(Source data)
--- START ---

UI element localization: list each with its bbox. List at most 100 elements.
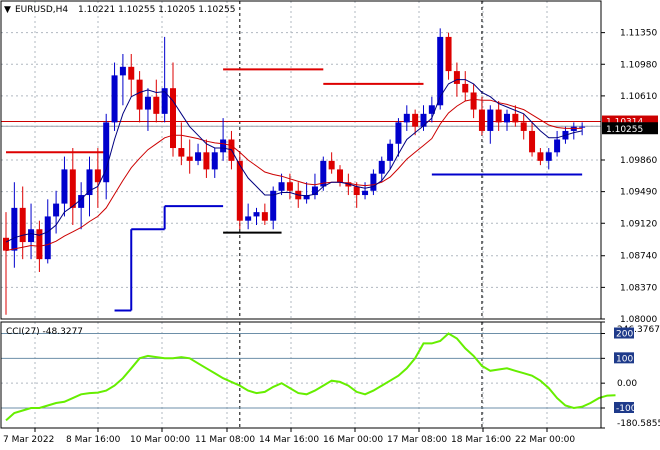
- time-axis: 7 Mar 2022 8 Mar 16:00 10 Mar 00:00 11 Mar …: [3, 428, 575, 445]
- candle-body: [428, 105, 435, 114]
- candle-body: [253, 212, 260, 217]
- candle-body: [144, 96, 151, 110]
- price-tick-label: 1.10980: [620, 60, 657, 70]
- candle-body: [111, 75, 118, 123]
- candle-body: [545, 152, 552, 161]
- candle-body: [69, 169, 76, 208]
- candle-body: [28, 229, 35, 243]
- candle-body: [53, 203, 60, 217]
- candle-body: [328, 160, 335, 170]
- cci-tick-label: -180.5855: [617, 419, 660, 429]
- candle-body: [487, 109, 494, 131]
- candle-body: [412, 113, 419, 127]
- price-panel[interactable]: [0, 0, 602, 320]
- cci-level-tag: [614, 327, 634, 339]
- candle-body: [387, 143, 394, 161]
- price-tick-label: 1.08370: [620, 283, 657, 293]
- chart-header: ▼ EURUSD,H4 1.10221 1.10255 1.10205 1.10…: [4, 5, 235, 15]
- candle-body: [178, 148, 185, 157]
- candle-body: [311, 186, 318, 196]
- candle-body: [445, 36, 452, 72]
- candle-body: [512, 113, 519, 123]
- candle-body: [261, 212, 268, 221]
- current-price-label: 1.10255: [606, 125, 643, 135]
- candle-body: [420, 113, 427, 127]
- candle-body: [353, 186, 360, 196]
- candle-body: [462, 83, 469, 93]
- candle-body: [453, 71, 460, 84]
- moving-averages: [5, 79, 583, 252]
- candle-body: [94, 169, 101, 183]
- price-tick-label: 1.08000: [620, 315, 657, 325]
- current-price-tag: 1.10255: [602, 122, 658, 135]
- cci-label: CCI(27) -48.3277: [6, 327, 83, 337]
- candle-body: [370, 173, 377, 191]
- time-tick-label: 8 Mar 16:00: [66, 435, 121, 445]
- candle-body: [170, 88, 176, 149]
- candle-body: [245, 216, 252, 221]
- candle-body: [478, 109, 485, 131]
- time-tick-label: 18 Mar 16:00: [451, 435, 511, 445]
- candle-body: [270, 190, 277, 221]
- time-tick-label: 10 Mar 00:00: [130, 435, 190, 445]
- price-axis: 1.11350 1.10980 1.10610 1.09860 1.09490 1.091…: [601, 29, 657, 325]
- ma-slow-line: [5, 98, 583, 252]
- candle-body: [86, 169, 93, 196]
- candle-body: [78, 195, 85, 208]
- candle-body: [378, 160, 385, 174]
- candle-body: [529, 130, 536, 153]
- candle-body: [128, 66, 135, 80]
- candle-body: [11, 207, 18, 251]
- candle-body: [161, 88, 168, 114]
- candle-body: [203, 152, 210, 170]
- time-tick-label: 14 Mar 16:00: [259, 435, 319, 445]
- candle-body: [286, 182, 293, 191]
- cci-tick-label: 200: [616, 330, 633, 340]
- cci-level-tag: [614, 352, 634, 364]
- candle-body: [195, 152, 202, 161]
- candle-body: [403, 113, 410, 123]
- price-tick-label: 1.09860: [620, 156, 657, 166]
- candle-body: [337, 169, 343, 183]
- cci-panel[interactable]: CCI(27) -48.3277: [0, 321, 616, 429]
- candle-body: [362, 190, 369, 196]
- cci-level-tag: [614, 401, 634, 413]
- candle-body: [537, 152, 544, 161]
- ma-fast-line: [5, 79, 583, 243]
- price-tick-label: 1.10610: [620, 92, 657, 102]
- time-tick-label: 22 Mar 00:00: [515, 435, 575, 445]
- candle-body: [504, 113, 510, 123]
- cci-grid: [1, 322, 601, 428]
- candle-body: [470, 92, 477, 110]
- candle-body: [278, 182, 285, 191]
- price-tick-label: 1.08740: [620, 252, 657, 262]
- cci-tick-label: 246.3767: [617, 325, 660, 335]
- price-tick-label: 1.09120: [620, 219, 657, 229]
- candle-body: [36, 229, 43, 260]
- candle-body: [320, 160, 327, 187]
- candle-body: [19, 207, 26, 243]
- candle-body: [554, 139, 561, 153]
- cci-tick-label: 100: [616, 354, 633, 364]
- candle-body: [579, 126, 586, 128]
- price-grid: [1, 1, 601, 320]
- time-tick-label: 7 Mar 2022: [3, 435, 54, 445]
- candle-body: [3, 237, 9, 251]
- time-tick-label: 17 Mar 08:00: [387, 435, 447, 445]
- candle-body: [44, 216, 51, 260]
- cci-series: [5, 332, 616, 422]
- chart-title: EURUSD,H4: [15, 5, 68, 15]
- cci-tick-label: 0.00: [617, 379, 637, 389]
- price-tick-label: 1.11350: [620, 29, 657, 39]
- candle-body: [303, 195, 310, 200]
- time-tick-label: 16 Mar 00:00: [323, 435, 383, 445]
- ohlc-readout: 1.10221 1.10255 1.10205 1.10255: [78, 5, 235, 15]
- cci-tick-label: -100: [616, 404, 637, 414]
- candle-body: [153, 96, 160, 114]
- candle-body: [136, 79, 143, 110]
- candle-body: [103, 122, 110, 183]
- candle-body: [119, 66, 126, 76]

--- END ---

Please copy the lines of the records above verbatim, starting at the line containing "- time-axis: 7" and stopping after the line containing "- candle-body: [69, 169, 76, 208]".

#### EXERCISE ANSWER:
- time-axis: 7 Mar 2022 8 Mar 16:00 10 Mar 00:00 11 Mar …: [3, 428, 575, 445]
- candle-body: [428, 105, 435, 114]
- candle-body: [253, 212, 260, 217]
- candle-body: [144, 96, 151, 110]
- price-tick-label: 1.10980: [620, 60, 657, 70]
- candle-body: [111, 75, 118, 123]
- candle-body: [545, 152, 552, 161]
- candle-body: [69, 169, 76, 208]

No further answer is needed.